### Exercise inputs ###

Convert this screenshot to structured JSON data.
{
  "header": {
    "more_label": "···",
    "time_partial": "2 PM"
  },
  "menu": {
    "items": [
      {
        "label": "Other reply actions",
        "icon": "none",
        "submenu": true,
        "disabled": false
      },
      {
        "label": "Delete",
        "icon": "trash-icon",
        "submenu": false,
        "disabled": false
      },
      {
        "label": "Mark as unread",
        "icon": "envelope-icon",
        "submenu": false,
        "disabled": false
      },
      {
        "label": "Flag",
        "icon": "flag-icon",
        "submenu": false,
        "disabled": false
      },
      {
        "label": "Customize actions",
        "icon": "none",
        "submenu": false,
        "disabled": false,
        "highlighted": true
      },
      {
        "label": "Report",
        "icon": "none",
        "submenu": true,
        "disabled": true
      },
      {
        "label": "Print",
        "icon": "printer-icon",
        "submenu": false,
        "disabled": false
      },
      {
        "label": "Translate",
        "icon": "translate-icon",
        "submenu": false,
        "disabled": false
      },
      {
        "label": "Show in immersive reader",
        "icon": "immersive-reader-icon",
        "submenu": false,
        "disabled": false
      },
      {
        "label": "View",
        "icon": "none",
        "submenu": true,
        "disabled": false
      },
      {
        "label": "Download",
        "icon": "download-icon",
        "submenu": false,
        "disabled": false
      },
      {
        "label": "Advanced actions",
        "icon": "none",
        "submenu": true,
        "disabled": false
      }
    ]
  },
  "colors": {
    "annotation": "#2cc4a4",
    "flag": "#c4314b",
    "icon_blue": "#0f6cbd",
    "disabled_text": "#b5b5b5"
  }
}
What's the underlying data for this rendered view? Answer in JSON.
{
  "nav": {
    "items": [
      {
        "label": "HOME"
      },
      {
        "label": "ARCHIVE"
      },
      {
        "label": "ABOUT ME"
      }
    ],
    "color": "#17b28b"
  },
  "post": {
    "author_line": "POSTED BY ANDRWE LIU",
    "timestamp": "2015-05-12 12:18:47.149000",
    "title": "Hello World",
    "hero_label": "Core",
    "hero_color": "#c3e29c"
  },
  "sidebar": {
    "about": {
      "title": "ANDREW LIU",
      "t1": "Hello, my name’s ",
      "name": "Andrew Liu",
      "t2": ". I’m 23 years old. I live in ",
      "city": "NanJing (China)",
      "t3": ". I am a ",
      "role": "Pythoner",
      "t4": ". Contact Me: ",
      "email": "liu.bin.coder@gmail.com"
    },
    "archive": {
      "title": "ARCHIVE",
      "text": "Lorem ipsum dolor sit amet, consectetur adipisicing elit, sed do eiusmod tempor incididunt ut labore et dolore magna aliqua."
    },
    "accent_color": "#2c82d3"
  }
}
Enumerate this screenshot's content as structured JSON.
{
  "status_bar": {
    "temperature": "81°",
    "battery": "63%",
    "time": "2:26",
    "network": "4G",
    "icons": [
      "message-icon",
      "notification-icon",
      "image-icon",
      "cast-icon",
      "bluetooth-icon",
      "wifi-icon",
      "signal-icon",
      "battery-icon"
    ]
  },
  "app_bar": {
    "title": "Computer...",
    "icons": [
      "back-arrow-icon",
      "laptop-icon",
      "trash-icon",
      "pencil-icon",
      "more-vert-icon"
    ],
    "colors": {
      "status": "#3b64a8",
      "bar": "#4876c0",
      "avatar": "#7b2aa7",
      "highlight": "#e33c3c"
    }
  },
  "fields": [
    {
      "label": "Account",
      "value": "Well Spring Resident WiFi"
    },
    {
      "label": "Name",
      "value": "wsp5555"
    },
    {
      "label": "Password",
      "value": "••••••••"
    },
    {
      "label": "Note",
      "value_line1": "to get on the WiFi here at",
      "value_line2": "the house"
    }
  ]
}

###

| Exercise objective |
Extract each line from the entries above that contains the string "data".

| Correct output |
Convert this screenshot to structured JSON data.
What's the underlying data for this rendered view? Answer in JSON.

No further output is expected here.